▶ _Stated task 1_
In the betting text, rewrite the passage starting at "All tipsters have" and ending at "cope with this.", renaming "comfort blanket" as "safety net" throughout.
▶ _Stated task 2_
According to the betting text, how many points did Pinpoint Golf lose, and how many were staked?
▶ _Stated task 3_
Using the betting text, explain why you should keep a note of your worst losing runs.
# START OF Source excerpt
All tipsters have losing runs.  That’s why it is so important to set up your betting banks conservatively – it is your bank that will act as a comfort blanket through the bad times.  But you must acknowledge that you may be really unfortunate in joining a service just as he or she embarks upon one of those losing runs.  It’s not likely, but it could happen, and you need to be mentally strong enough to cope with this.

I would also strongly recommend that as you start your betting, you keep a note of your worst losing runs.  This means that when things go bad in the future, you can compare current performance with bad times in the past.  You will be able to see your worst case scenarios and this in itself will make you more understanding of the losing runs as they hit.  To my mind, this is why experience is such a huge asset in betting – what you have to accept is that there is only one way to gain that experience.

Betting from Saturday 21st January to Friday 27th January

Well after so much profit making, I knew I was due a correction of some sort, and last week, that is precisely what happened.  No service bombed out completely, although Pinpoint Golf came closest to doing so, losing 23 points of the 38 staked,  Generally though, it was more a case of each service losing a little and the losses mounting up.
# END OF Source excerpt
# START OF Dataset section
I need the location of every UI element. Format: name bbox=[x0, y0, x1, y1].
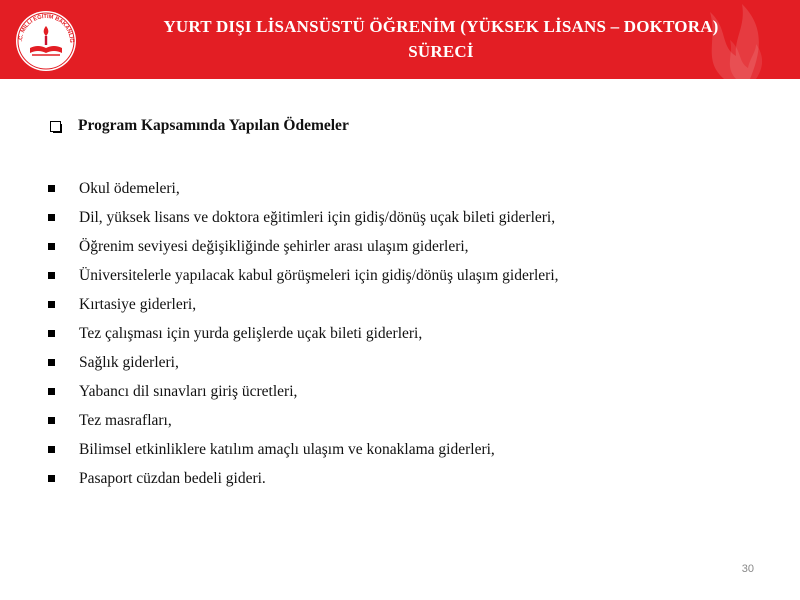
# END OF Dataset section
▶ _Correct output 1_
All tipsters have losing runs.  That’s why it is so important to set up your betting banks conservatively – it is your bank that will act as a safety net through the bad times.  But you must acknowledge that you may be really unfortunate in joining a service just as he or she embarks upon one of those losing runs.  It’s not likely, but it could happen, and you need to be mentally strong enough to cope with this.

▶ _Correct output 2_
It lost 23 points of the 38 staked.

▶ _Correct output 3_
When things go bad later, you can compare current performance with bad times in the past. Seeing your worst-case scenarios will make you more understanding of losing runs as they hit.